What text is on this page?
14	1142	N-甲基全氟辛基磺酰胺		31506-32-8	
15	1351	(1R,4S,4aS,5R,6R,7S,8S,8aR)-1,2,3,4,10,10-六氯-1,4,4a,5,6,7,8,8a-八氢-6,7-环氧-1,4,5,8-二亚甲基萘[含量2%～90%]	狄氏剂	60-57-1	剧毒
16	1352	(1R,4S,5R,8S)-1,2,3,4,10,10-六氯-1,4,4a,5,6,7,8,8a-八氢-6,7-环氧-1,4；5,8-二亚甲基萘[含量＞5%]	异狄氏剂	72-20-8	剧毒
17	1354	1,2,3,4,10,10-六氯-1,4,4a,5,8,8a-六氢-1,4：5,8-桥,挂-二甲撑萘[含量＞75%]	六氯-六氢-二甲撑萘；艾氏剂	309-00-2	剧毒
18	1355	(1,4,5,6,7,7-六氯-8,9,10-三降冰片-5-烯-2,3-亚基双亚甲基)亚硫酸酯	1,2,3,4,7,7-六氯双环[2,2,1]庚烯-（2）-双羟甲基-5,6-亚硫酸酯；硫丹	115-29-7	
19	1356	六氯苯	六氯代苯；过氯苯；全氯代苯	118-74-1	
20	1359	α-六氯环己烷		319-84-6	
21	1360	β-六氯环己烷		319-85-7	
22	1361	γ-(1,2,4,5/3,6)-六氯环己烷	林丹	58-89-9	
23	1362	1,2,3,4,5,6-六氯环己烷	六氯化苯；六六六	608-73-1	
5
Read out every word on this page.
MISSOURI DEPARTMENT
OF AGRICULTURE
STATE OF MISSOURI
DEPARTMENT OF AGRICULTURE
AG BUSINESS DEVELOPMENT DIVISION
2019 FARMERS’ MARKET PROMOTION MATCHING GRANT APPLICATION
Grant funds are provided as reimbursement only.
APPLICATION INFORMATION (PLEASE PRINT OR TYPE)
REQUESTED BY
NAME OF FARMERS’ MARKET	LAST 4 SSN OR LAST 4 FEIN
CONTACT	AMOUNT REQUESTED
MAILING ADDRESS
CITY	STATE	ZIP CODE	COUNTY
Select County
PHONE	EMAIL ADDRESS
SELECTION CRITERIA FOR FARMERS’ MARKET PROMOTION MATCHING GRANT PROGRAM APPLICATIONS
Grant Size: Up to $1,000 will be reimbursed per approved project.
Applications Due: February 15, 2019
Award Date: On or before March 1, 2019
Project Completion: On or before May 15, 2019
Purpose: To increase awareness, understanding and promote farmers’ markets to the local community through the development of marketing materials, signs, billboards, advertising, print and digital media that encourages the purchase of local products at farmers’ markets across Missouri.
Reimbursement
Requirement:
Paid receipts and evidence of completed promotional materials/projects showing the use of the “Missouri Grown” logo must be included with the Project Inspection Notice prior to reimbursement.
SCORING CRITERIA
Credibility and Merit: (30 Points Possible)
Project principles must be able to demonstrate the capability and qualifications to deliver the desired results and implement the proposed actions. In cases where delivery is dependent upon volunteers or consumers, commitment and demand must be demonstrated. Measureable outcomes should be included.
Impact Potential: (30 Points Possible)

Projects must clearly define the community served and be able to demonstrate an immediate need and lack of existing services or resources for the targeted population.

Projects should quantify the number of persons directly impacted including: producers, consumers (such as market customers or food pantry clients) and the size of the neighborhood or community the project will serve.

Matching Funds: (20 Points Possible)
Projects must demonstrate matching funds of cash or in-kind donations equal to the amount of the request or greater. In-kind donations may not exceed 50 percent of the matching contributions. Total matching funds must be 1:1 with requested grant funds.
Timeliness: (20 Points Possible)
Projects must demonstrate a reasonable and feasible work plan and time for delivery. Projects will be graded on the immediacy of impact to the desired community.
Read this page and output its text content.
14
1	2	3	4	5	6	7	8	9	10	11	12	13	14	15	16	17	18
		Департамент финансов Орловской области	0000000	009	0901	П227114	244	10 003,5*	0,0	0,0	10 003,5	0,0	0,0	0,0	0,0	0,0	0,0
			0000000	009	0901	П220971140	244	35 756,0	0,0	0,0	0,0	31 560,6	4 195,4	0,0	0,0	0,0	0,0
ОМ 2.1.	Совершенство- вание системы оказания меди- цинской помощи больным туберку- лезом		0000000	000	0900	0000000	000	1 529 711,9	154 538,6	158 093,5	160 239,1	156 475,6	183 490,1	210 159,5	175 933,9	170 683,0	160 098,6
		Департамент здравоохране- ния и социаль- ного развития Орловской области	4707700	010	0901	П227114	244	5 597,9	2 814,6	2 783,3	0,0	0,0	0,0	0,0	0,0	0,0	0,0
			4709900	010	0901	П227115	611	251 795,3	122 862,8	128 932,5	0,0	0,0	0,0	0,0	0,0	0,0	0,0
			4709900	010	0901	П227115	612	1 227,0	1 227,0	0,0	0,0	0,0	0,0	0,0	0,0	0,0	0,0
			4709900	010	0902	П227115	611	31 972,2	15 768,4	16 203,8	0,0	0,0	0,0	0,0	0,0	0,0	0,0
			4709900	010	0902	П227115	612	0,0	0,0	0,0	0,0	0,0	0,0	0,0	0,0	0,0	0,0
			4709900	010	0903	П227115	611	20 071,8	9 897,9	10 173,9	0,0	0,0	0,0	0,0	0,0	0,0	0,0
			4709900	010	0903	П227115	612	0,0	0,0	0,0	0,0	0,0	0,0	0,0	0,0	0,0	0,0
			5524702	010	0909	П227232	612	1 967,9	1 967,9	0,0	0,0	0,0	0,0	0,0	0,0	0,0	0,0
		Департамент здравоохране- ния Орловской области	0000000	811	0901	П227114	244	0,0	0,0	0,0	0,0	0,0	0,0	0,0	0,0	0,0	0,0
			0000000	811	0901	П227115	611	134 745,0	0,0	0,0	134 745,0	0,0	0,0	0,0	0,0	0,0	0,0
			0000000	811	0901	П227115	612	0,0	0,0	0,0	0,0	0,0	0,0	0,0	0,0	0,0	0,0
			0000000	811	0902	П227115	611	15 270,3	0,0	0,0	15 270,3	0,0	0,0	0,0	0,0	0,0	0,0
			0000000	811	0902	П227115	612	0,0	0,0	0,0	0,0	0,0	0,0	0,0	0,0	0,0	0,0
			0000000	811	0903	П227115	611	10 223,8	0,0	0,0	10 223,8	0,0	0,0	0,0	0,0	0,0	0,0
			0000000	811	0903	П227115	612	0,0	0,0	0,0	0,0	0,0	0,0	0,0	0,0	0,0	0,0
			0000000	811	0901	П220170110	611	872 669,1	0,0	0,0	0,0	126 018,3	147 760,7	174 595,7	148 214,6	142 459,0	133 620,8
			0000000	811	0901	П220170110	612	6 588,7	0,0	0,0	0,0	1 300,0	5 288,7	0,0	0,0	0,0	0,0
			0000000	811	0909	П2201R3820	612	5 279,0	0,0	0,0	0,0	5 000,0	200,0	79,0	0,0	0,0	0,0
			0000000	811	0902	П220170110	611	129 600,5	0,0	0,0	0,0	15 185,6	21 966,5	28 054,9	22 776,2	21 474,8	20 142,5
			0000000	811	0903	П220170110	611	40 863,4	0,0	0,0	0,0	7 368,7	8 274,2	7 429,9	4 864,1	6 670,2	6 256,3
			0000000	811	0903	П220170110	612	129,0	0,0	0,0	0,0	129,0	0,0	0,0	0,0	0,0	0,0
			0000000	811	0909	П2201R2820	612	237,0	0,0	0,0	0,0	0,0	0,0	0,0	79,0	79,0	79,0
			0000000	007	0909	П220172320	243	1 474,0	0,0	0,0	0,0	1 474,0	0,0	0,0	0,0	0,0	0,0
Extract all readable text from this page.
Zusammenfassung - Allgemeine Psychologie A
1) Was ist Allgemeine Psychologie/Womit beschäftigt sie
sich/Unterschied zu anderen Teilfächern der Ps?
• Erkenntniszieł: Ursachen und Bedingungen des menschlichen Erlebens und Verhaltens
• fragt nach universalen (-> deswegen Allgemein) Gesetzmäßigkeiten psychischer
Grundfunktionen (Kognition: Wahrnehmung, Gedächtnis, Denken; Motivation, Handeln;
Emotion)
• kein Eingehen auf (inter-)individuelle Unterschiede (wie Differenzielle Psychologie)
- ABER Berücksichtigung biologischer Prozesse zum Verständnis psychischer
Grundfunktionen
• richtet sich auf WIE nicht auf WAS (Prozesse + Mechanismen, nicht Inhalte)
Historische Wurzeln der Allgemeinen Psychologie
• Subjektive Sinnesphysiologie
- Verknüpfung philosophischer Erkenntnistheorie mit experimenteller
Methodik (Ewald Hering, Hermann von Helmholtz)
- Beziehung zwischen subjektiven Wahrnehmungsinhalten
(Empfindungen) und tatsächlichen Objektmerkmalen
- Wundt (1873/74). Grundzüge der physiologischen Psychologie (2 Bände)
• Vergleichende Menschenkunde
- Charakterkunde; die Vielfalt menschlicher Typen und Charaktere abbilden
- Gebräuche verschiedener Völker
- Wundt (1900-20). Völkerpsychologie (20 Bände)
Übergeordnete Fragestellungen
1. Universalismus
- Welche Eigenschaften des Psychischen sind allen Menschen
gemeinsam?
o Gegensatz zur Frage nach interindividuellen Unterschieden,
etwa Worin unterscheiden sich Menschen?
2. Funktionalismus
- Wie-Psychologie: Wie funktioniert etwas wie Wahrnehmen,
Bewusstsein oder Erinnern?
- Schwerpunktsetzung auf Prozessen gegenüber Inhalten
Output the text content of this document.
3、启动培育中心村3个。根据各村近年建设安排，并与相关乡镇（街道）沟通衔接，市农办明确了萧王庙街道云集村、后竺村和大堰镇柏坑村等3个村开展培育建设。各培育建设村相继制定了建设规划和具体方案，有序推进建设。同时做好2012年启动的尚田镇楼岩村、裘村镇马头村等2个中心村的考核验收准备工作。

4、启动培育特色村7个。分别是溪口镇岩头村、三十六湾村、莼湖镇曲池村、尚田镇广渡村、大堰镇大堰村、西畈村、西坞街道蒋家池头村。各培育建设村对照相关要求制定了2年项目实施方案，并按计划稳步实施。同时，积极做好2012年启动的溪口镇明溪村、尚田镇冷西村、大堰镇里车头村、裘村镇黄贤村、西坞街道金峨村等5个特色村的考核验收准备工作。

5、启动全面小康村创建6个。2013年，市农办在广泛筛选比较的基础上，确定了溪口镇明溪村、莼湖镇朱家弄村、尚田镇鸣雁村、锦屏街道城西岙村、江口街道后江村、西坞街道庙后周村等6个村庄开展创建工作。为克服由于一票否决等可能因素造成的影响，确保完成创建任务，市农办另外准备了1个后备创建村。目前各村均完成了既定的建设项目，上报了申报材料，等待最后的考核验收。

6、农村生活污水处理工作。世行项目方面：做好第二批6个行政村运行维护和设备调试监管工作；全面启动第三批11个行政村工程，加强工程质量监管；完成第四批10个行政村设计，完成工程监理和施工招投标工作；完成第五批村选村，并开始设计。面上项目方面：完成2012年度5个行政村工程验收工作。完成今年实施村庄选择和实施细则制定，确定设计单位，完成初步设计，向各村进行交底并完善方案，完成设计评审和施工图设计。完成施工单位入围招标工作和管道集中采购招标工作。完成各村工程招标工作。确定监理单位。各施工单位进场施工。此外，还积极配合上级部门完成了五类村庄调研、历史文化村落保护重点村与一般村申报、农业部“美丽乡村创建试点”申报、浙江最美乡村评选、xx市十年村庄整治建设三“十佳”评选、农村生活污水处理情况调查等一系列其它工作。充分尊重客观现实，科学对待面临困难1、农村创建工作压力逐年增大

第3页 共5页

= = = = = = =

Stated problem: Collect each line holding the string "DEPARTMENT".

Problem solution:
MISSOURI DEPARTMENT
DEPARTMENT OF AGRICULTURE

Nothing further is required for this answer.